(Dataset entries)
************

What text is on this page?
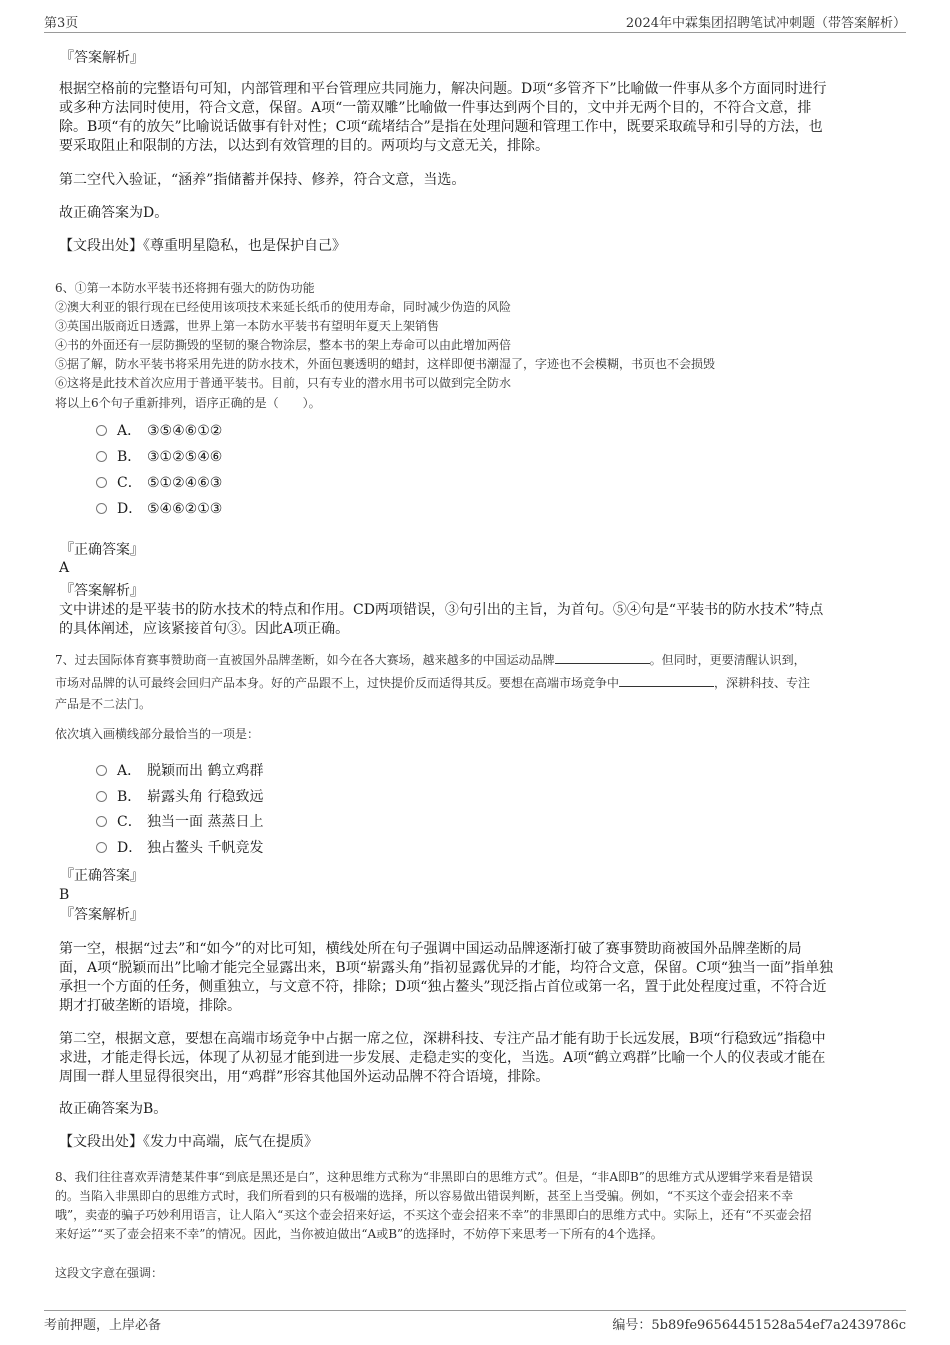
第3页	2024年中霖集团招聘笔试冲刺题（带答案解析）
『答案解析』
根据空格前的完整语句可知，内部管理和平台管理应共同施力，解决问题。D项“多管齐下”比喻做一件事从多个方面同时进行
或多种方法同时使用，符合文意，保留。A项“一箭双雕”比喻做一件事达到两个目的，文中并无两个目的，不符合文意，排
除。B项“有的放矢”比喻说话做事有针对性；C项“疏堵结合”是指在处理问题和管理工作中，既要采取疏导和引导的方法，也
要采取阻止和限制的方法，以达到有效管理的目的。两项均与文意无关，排除。
第二空代入验证，“涵养”指储蓄并保持、修养，符合文意，当选。
故正确答案为D。
【文段出处】《尊重明星隐私，也是保护自己》
6、①第一本防水平装书还将拥有强大的防伪功能
②澳大利亚的银行现在已经使用该项技术来延长纸币的使用寿命，同时减少伪造的风险
③英国出版商近日透露，世界上第一本防水平装书有望明年夏天上架销售
④书的外面还有一层防撕毁的坚韧的聚合物涂层，整本书的架上寿命可以由此增加两倍
⑤据了解，防水平装书将采用先进的防水技术，外面包裹透明的蜡封，这样即便书潮湿了，字迹也不会模糊，书页也不会损毁
⑥这将是此技术首次应用于普通平装书。目前，只有专业的潜水用书可以做到完全防水
将以上6个句子重新排列，语序正确的是（　　）。
A． ③⑤④⑥①②
B． ③①②⑤④⑥
C． ⑤①②④⑥③
D． ⑤④⑥②①③
『正确答案』
A
『答案解析』
文中讲述的是平装书的防水技术的特点和作用。CD两项错误，③句引出的主旨，为首句。⑤④句是“平装书的防水技术”特点
的具体阐述，应该紧接首句③。因此A项正确。
7、过去国际体育赛事赞助商一直被国外品牌垄断，如今在各大赛场，越来越多的中国运动品牌	。但同时，更要清醒认识到，
市场对品牌的认可最终会回归产品本身。好的产品跟不上，过快提价反而适得其反。要想在高端市场竞争中	，深耕科技、专注
产品是不二法门。
依次填入画横线部分最恰当的一项是：
A． 脱颖而出 鹤立鸡群
B． 崭露头角 行稳致远
C． 独当一面 蒸蒸日上
D． 独占鳌头 千帆竞发
『正确答案』
B
『答案解析』
第一空，根据“过去”和“如今”的对比可知，横线处所在句子强调中国运动品牌逐渐打破了赛事赞助商被国外品牌垄断的局
面，A项“脱颖而出”比喻才能完全显露出来，B项“崭露头角”指初显露优异的才能，均符合文意，保留。C项“独当一面”指单独
承担一个方面的任务，侧重独立，与文意不符，排除；D项“独占鳌头”现泛指占首位或第一名，置于此处程度过重，不符合近
期才打破垄断的语境，排除。
第二空，根据文意，要想在高端市场竞争中占据一席之位，深耕科技、专注产品才能有助于长远发展，B项“行稳致远”指稳中
求进，才能走得长远，体现了从初显才能到进一步发展、走稳走实的变化，当选。A项“鹤立鸡群”比喻一个人的仪表或才能在
周围一群人里显得很突出，用“鸡群”形容其他国外运动品牌不符合语境，排除。
故正确答案为B。
【文段出处】《发力中高端，底气在提质》
8、我们往往喜欢弄清楚某件事“到底是黑还是白”，这种思维方式称为“非黑即白的思维方式”。但是，“非A即B”的思维方式从逻辑学来看是错误
的。当陷入非黑即白的思维方式时，我们所看到的只有极端的选择，所以容易做出错误判断，甚至上当受骗。例如，“不买这个壶会招来不幸
哦”，卖壶的骗子巧妙利用语言，让人陷入“买这个壶会招来好运，不买这个壶会招来不幸”的非黑即白的思维方式中。实际上，还有“不买壶会招
来好运”“买了壶会招来不幸”的情况。因此，当你被迫做出“A或B”的选择时，不妨停下来思考一下所有的4个选择。
这段文字意在强调：
考前押题，上岸必备	编号：5b89fe96564451528a54ef7a2439786c
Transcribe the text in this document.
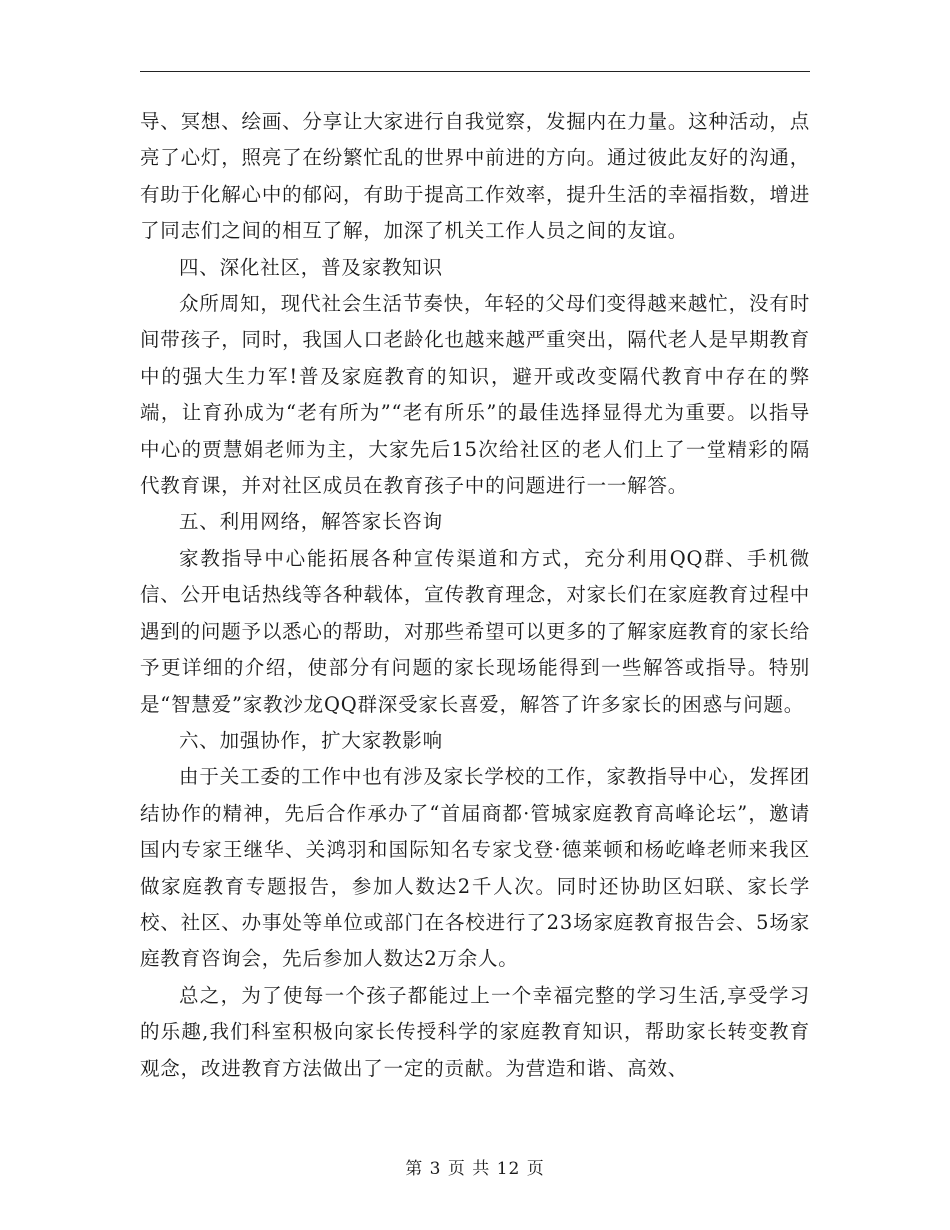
导、冥想、绘画、分享让大家进行自我觉察，发掘内在力量。这种活动，点亮了心灯，照亮了在纷繁忙乱的世界中前进的方向。通过彼此友好的沟通，有助于化解心中的郁闷，有助于提高工作效率，提升生活的幸福指数，增进了同志们之间的相互了解，加深了机关工作人员之间的友谊。

四、深化社区，普及家教知识

众所周知，现代社会生活节奏快，年轻的父母们变得越来越忙，没有时间带孩子，同时，我国人口老龄化也越来越严重突出，隔代老人是早期教育中的强大生力军!普及家庭教育的知识，避开或改变隔代教育中存在的弊端，让育孙成为“老有所为”“老有所乐”的最佳选择显得尤为重要。以指导中心的贾慧娟老师为主，大家先后15次给社区的老人们上了一堂精彩的隔代教育课，并对社区成员在教育孩子中的问题进行一一解答。

五、利用网络，解答家长咨询

家教指导中心能拓展各种宣传渠道和方式，充分利用QQ群、手机微信、公开电话热线等各种载体，宣传教育理念，对家长们在家庭教育过程中遇到的问题予以悉心的帮助，对那些希望可以更多的了解家庭教育的家长给予更详细的介绍，使部分有问题的家长现场能得到一些解答或指导。特别是“智慧爱”家教沙龙QQ群深受家长喜爱，解答了许多家长的困惑与问题。

六、加强协作，扩大家教影响

由于关工委的工作中也有涉及家长学校的工作，家教指导中心，发挥团结协作的精神，先后合作承办了“首届商都·管城家庭教育高峰论坛”，邀请国内专家王继华、关鸿羽和国际知名专家戈登·德莱顿和杨屹峰老师来我区做家庭教育专题报告，参加人数达2千人次。同时还协助区妇联、家长学校、社区、办事处等单位或部门在各校进行了23场家庭教育报告会、5场家庭教育咨询会，先后参加人数达2万余人。

总之，为了使每一个孩子都能过上一个幸福完整的学习生活,享受学习的乐趣,我们科室积极向家长传授科学的家庭教育知识，帮助家长转变教育观念，改进教育方法做出了一定的贡献。为营造和谐、高效、

第 3 页 共 12 页
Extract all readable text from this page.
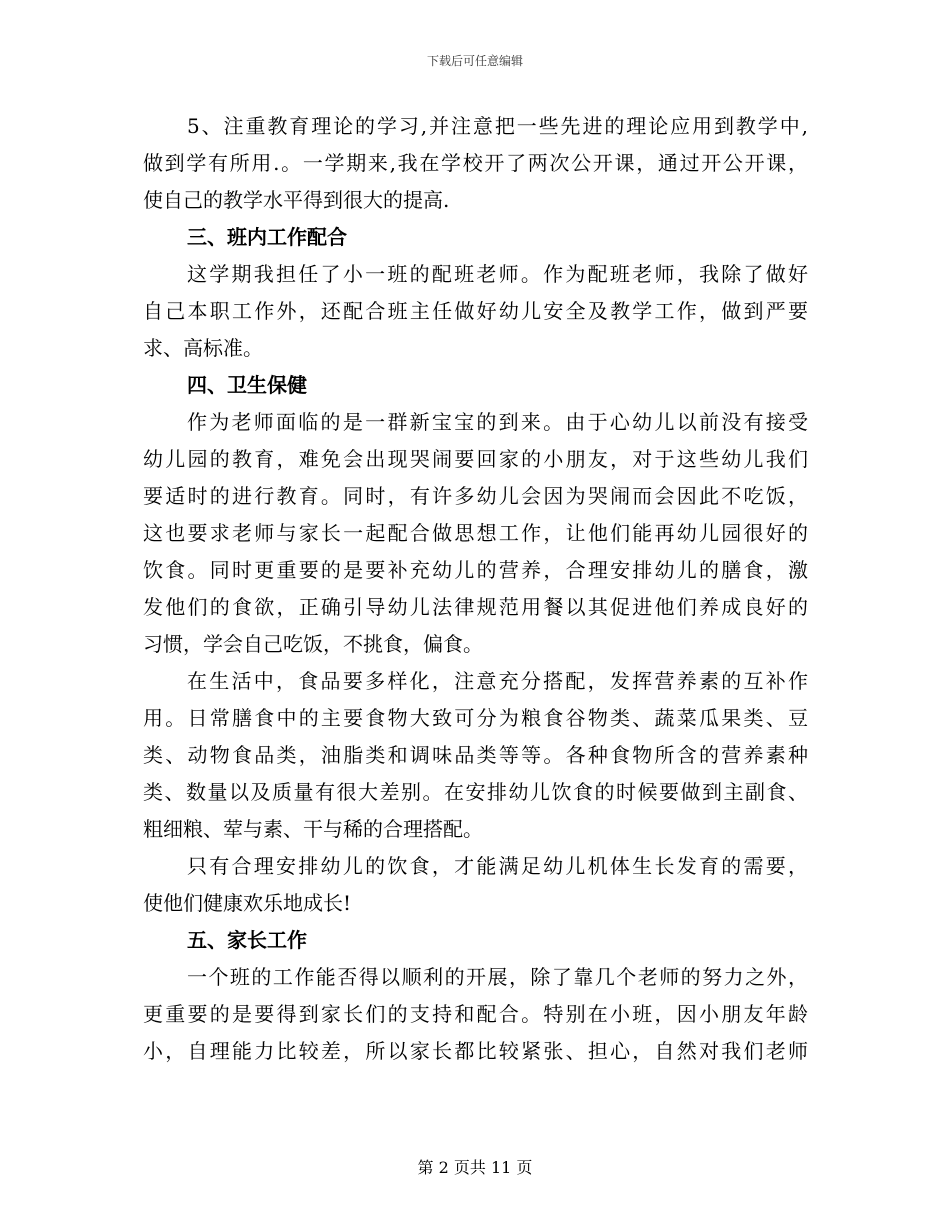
下载后可任意编辑
5、注重教育理论的学习,并注意把一些先进的理论应用到教学中,
做到学有所用.。一学期来,我在学校开了两次公开课，通过开公开课，
使自己的教学水平得到很大的提高.
三、班内工作配合
这学期我担任了小一班的配班老师。作为配班老师，我除了做好
自己本职工作外，还配合班主任做好幼儿安全及教学工作，做到严要
求、高标准。
四、卫生保健
作为老师面临的是一群新宝宝的到来。由于心幼儿以前没有接受
幼儿园的教育，难免会出现哭闹要回家的小朋友，对于这些幼儿我们
要适时的进行教育。同时，有许多幼儿会因为哭闹而会因此不吃饭，
这也要求老师与家长一起配合做思想工作，让他们能再幼儿园很好的
饮食。同时更重要的是要补充幼儿的营养，合理安排幼儿的膳食，激
发他们的食欲，正确引导幼儿法律规范用餐以其促进他们养成良好的
习惯，学会自己吃饭，不挑食，偏食。
在生活中，食品要多样化，注意充分搭配，发挥营养素的互补作
用。日常膳食中的主要食物大致可分为粮食谷物类、蔬菜瓜果类、豆
类、动物食品类，油脂类和调味品类等等。各种食物所含的营养素种
类、数量以及质量有很大差别。在安排幼儿饮食的时候要做到主副食、
粗细粮、荤与素、干与稀的合理搭配。
只有合理安排幼儿的饮食，才能满足幼儿机体生长发育的需要，
使他们健康欢乐地成长!
五、家长工作
一个班的工作能否得以顺利的开展，除了靠几个老师的努力之外，
更重要的是要得到家长们的支持和配合。特别在小班，因小朋友年龄
小，自理能力比较差，所以家长都比较紧张、担心，自然对我们老师
第 2 页共 11 页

************

-- THE TASK --
Omit the pictures and retype exactly the lines from the one with "Transcribe the text in this document." through the final line, both ends included.

-- SOLUTION TO THE PROBLEM --
Transcribe the text in this document.
导、冥想、绘画、分享让大家进行自我觉察，发掘内在力量。这种活动，点亮了心灯，照亮了在纷繁忙乱的世界中前进的方向。通过彼此友好的沟通，有助于化解心中的郁闷，有助于提高工作效率，提升生活的幸福指数，增进了同志们之间的相互了解，加深了机关工作人员之间的友谊。

四、深化社区，普及家教知识

众所周知，现代社会生活节奏快，年轻的父母们变得越来越忙，没有时间带孩子，同时，我国人口老龄化也越来越严重突出，隔代老人是早期教育中的强大生力军!普及家庭教育的知识，避开或改变隔代教育中存在的弊端，让育孙成为“老有所为”“老有所乐”的最佳选择显得尤为重要。以指导中心的贾慧娟老师为主，大家先后15次给社区的老人们上了一堂精彩的隔代教育课，并对社区成员在教育孩子中的问题进行一一解答。

五、利用网络，解答家长咨询

家教指导中心能拓展各种宣传渠道和方式，充分利用QQ群、手机微信、公开电话热线等各种载体，宣传教育理念，对家长们在家庭教育过程中遇到的问题予以悉心的帮助，对那些希望可以更多的了解家庭教育的家长给予更详细的介绍，使部分有问题的家长现场能得到一些解答或指导。特别是“智慧爱”家教沙龙QQ群深受家长喜爱，解答了许多家长的困惑与问题。

六、加强协作，扩大家教影响

由于关工委的工作中也有涉及家长学校的工作，家教指导中心，发挥团结协作的精神，先后合作承办了“首届商都·管城家庭教育高峰论坛”，邀请国内专家王继华、关鸿羽和国际知名专家戈登·德莱顿和杨屹峰老师来我区做家庭教育专题报告，参加人数达2千人次。同时还协助区妇联、家长学校、社区、办事处等单位或部门在各校进行了23场家庭教育报告会、5场家庭教育咨询会，先后参加人数达2万余人。

总之，为了使每一个孩子都能过上一个幸福完整的学习生活,享受学习的乐趣,我们科室积极向家长传授科学的家庭教育知识，帮助家长转变教育观念，改进教育方法做出了一定的贡献。为营造和谐、高效、

第 3 页 共 12 页
Extract all readable text from this page.
下载后可任意编辑
5、注重教育理论的学习,并注意把一些先进的理论应用到教学中,
做到学有所用.。一学期来,我在学校开了两次公开课，通过开公开课，
使自己的教学水平得到很大的提高.
三、班内工作配合
这学期我担任了小一班的配班老师。作为配班老师，我除了做好
自己本职工作外，还配合班主任做好幼儿安全及教学工作，做到严要
求、高标准。
四、卫生保健
作为老师面临的是一群新宝宝的到来。由于心幼儿以前没有接受
幼儿园的教育，难免会出现哭闹要回家的小朋友，对于这些幼儿我们
要适时的进行教育。同时，有许多幼儿会因为哭闹而会因此不吃饭，
这也要求老师与家长一起配合做思想工作，让他们能再幼儿园很好的
饮食。同时更重要的是要补充幼儿的营养，合理安排幼儿的膳食，激
发他们的食欲，正确引导幼儿法律规范用餐以其促进他们养成良好的
习惯，学会自己吃饭，不挑食，偏食。
在生活中，食品要多样化，注意充分搭配，发挥营养素的互补作
用。日常膳食中的主要食物大致可分为粮食谷物类、蔬菜瓜果类、豆
类、动物食品类，油脂类和调味品类等等。各种食物所含的营养素种
类、数量以及质量有很大差别。在安排幼儿饮食的时候要做到主副食、
粗细粮、荤与素、干与稀的合理搭配。
只有合理安排幼儿的饮食，才能满足幼儿机体生长发育的需要，
使他们健康欢乐地成长!
五、家长工作
一个班的工作能否得以顺利的开展，除了靠几个老师的努力之外，
更重要的是要得到家长们的支持和配合。特别在小班，因小朋友年龄
小，自理能力比较差，所以家长都比较紧张、担心，自然对我们老师
第 2 页共 11 页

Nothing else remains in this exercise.